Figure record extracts
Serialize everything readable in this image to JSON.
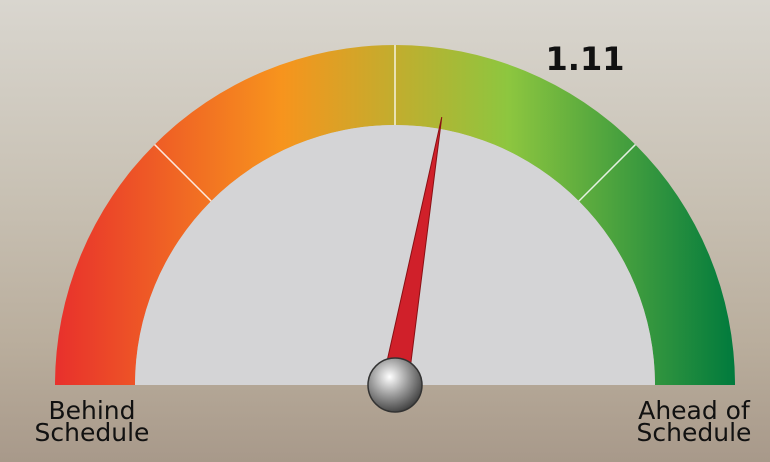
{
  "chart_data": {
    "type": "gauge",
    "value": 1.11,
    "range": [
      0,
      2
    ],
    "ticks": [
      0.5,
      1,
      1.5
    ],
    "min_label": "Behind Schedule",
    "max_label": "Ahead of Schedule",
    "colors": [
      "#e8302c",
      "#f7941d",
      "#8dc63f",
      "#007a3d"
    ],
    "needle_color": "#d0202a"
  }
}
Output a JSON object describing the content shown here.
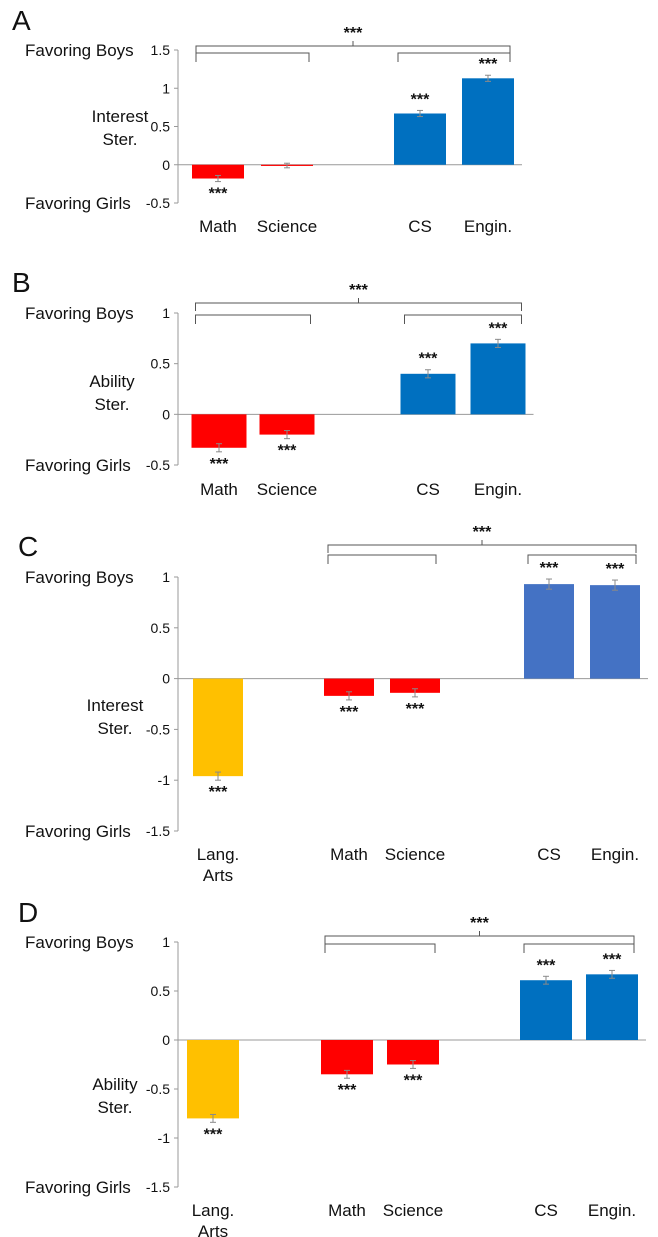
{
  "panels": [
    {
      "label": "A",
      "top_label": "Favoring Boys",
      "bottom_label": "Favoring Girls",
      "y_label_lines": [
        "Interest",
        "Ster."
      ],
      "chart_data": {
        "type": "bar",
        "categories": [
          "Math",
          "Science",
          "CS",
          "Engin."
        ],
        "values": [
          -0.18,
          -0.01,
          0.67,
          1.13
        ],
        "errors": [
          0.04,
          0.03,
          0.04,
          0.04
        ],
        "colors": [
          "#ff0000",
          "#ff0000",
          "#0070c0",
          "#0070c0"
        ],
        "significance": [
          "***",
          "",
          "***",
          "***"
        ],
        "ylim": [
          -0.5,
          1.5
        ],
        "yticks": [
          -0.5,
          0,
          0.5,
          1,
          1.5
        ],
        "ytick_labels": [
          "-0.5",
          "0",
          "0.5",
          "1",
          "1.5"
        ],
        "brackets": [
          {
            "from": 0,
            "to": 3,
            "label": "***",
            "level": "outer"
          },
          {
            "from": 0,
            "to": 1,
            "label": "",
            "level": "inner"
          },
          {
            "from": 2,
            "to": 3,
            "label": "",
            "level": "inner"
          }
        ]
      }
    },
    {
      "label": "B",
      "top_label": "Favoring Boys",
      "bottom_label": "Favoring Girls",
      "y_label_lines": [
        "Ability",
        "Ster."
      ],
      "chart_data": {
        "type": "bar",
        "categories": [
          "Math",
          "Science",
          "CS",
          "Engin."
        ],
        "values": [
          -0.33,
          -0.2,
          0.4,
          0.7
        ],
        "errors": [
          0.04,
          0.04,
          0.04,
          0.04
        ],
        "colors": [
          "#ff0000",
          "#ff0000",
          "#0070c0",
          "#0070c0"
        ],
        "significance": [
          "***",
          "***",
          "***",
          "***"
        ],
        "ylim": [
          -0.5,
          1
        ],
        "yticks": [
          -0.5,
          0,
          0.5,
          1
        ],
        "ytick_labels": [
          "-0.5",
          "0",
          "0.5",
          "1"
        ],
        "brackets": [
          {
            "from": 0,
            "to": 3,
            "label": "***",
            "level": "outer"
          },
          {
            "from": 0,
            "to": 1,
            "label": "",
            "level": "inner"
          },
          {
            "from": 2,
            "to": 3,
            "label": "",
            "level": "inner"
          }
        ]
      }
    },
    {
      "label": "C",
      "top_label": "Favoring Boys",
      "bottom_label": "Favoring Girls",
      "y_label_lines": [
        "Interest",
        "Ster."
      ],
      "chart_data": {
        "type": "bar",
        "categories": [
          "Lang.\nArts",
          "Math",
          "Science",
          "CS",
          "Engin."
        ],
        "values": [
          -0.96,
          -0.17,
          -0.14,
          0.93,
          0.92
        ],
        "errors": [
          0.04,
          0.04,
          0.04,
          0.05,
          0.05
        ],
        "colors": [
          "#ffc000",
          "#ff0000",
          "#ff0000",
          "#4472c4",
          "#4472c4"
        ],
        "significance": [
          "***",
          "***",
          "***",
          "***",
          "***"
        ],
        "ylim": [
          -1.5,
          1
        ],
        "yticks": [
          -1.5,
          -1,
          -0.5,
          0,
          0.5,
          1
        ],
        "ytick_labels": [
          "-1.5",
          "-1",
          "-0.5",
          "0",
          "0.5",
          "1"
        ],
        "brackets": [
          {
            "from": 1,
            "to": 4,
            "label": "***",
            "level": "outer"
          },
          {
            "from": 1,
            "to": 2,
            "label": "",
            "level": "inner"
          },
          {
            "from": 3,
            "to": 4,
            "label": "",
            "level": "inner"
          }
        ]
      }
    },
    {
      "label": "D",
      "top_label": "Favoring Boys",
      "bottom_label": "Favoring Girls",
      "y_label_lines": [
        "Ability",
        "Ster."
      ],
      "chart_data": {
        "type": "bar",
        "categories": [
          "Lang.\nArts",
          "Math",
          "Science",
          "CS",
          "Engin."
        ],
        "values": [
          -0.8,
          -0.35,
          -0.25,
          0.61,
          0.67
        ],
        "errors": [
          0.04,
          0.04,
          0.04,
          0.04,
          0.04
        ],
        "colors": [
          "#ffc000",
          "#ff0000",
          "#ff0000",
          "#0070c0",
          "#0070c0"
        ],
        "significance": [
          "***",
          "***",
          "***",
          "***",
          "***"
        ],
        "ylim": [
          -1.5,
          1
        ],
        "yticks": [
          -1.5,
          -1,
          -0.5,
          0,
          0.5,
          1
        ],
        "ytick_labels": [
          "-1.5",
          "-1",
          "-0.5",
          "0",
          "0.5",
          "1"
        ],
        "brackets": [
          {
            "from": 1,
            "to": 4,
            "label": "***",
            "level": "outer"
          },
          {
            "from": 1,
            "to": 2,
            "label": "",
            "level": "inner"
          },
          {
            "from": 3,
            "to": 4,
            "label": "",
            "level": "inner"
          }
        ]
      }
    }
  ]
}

Stated problem: Every line is to be duplicated exactly, though pictures stay out.

Completed exercise:
Serialize everything readable in this image to JSON.
{
  "chart_data": {
    "type": "gauge",
    "value": 1.11,
    "range": [
      0,
      2
    ],
    "ticks": [
      0.5,
      1,
      1.5
    ],
    "min_label": "Behind Schedule",
    "max_label": "Ahead of Schedule",
    "colors": [
      "#e8302c",
      "#f7941d",
      "#8dc63f",
      "#007a3d"
    ],
    "needle_color": "#d0202a"
  }
}
Output a JSON object describing the content shown here.
{
  "panels": [
    {
      "label": "A",
      "top_label": "Favoring Boys",
      "bottom_label": "Favoring Girls",
      "y_label_lines": [
        "Interest",
        "Ster."
      ],
      "chart_data": {
        "type": "bar",
        "categories": [
          "Math",
          "Science",
          "CS",
          "Engin."
        ],
        "values": [
          -0.18,
          -0.01,
          0.67,
          1.13
        ],
        "errors": [
          0.04,
          0.03,
          0.04,
          0.04
        ],
        "colors": [
          "#ff0000",
          "#ff0000",
          "#0070c0",
          "#0070c0"
        ],
        "significance": [
          "***",
          "",
          "***",
          "***"
        ],
        "ylim": [
          -0.5,
          1.5
        ],
        "yticks": [
          -0.5,
          0,
          0.5,
          1,
          1.5
        ],
        "ytick_labels": [
          "-0.5",
          "0",
          "0.5",
          "1",
          "1.5"
        ],
        "brackets": [
          {
            "from": 0,
            "to": 3,
            "label": "***",
            "level": "outer"
          },
          {
            "from": 0,
            "to": 1,
            "label": "",
            "level": "inner"
          },
          {
            "from": 2,
            "to": 3,
            "label": "",
            "level": "inner"
          }
        ]
      }
    },
    {
      "label": "B",
      "top_label": "Favoring Boys",
      "bottom_label": "Favoring Girls",
      "y_label_lines": [
        "Ability",
        "Ster."
      ],
      "chart_data": {
        "type": "bar",
        "categories": [
          "Math",
          "Science",
          "CS",
          "Engin."
        ],
        "values": [
          -0.33,
          -0.2,
          0.4,
          0.7
        ],
        "errors": [
          0.04,
          0.04,
          0.04,
          0.04
        ],
        "colors": [
          "#ff0000",
          "#ff0000",
          "#0070c0",
          "#0070c0"
        ],
        "significance": [
          "***",
          "***",
          "***",
          "***"
        ],
        "ylim": [
          -0.5,
          1
        ],
        "yticks": [
          -0.5,
          0,
          0.5,
          1
        ],
        "ytick_labels": [
          "-0.5",
          "0",
          "0.5",
          "1"
        ],
        "brackets": [
          {
            "from": 0,
            "to": 3,
            "label": "***",
            "level": "outer"
          },
          {
            "from": 0,
            "to": 1,
            "label": "",
            "level": "inner"
          },
          {
            "from": 2,
            "to": 3,
            "label": "",
            "level": "inner"
          }
        ]
      }
    },
    {
      "label": "C",
      "top_label": "Favoring Boys",
      "bottom_label": "Favoring Girls",
      "y_label_lines": [
        "Interest",
        "Ster."
      ],
      "chart_data": {
        "type": "bar",
        "categories": [
          "Lang.\nArts",
          "Math",
          "Science",
          "CS",
          "Engin."
        ],
        "values": [
          -0.96,
          -0.17,
          -0.14,
          0.93,
          0.92
        ],
        "errors": [
          0.04,
          0.04,
          0.04,
          0.05,
          0.05
        ],
        "colors": [
          "#ffc000",
          "#ff0000",
          "#ff0000",
          "#4472c4",
          "#4472c4"
        ],
        "significance": [
          "***",
          "***",
          "***",
          "***",
          "***"
        ],
        "ylim": [
          -1.5,
          1
        ],
        "yticks": [
          -1.5,
          -1,
          -0.5,
          0,
          0.5,
          1
        ],
        "ytick_labels": [
          "-1.5",
          "-1",
          "-0.5",
          "0",
          "0.5",
          "1"
        ],
        "brackets": [
          {
            "from": 1,
            "to": 4,
            "label": "***",
            "level": "outer"
          },
          {
            "from": 1,
            "to": 2,
            "label": "",
            "level": "inner"
          },
          {
            "from": 3,
            "to": 4,
            "label": "",
            "level": "inner"
          }
        ]
      }
    },
    {
      "label": "D",
      "top_label": "Favoring Boys",
      "bottom_label": "Favoring Girls",
      "y_label_lines": [
        "Ability",
        "Ster."
      ],
      "chart_data": {
        "type": "bar",
        "categories": [
          "Lang.\nArts",
          "Math",
          "Science",
          "CS",
          "Engin."
        ],
        "values": [
          -0.8,
          -0.35,
          -0.25,
          0.61,
          0.67
        ],
        "errors": [
          0.04,
          0.04,
          0.04,
          0.04,
          0.04
        ],
        "colors": [
          "#ffc000",
          "#ff0000",
          "#ff0000",
          "#0070c0",
          "#0070c0"
        ],
        "significance": [
          "***",
          "***",
          "***",
          "***",
          "***"
        ],
        "ylim": [
          -1.5,
          1
        ],
        "yticks": [
          -1.5,
          -1,
          -0.5,
          0,
          0.5,
          1
        ],
        "ytick_labels": [
          "-1.5",
          "-1",
          "-0.5",
          "0",
          "0.5",
          "1"
        ],
        "brackets": [
          {
            "from": 1,
            "to": 4,
            "label": "***",
            "level": "outer"
          },
          {
            "from": 1,
            "to": 2,
            "label": "",
            "level": "inner"
          },
          {
            "from": 3,
            "to": 4,
            "label": "",
            "level": "inner"
          }
        ]
      }
    }
  ]
}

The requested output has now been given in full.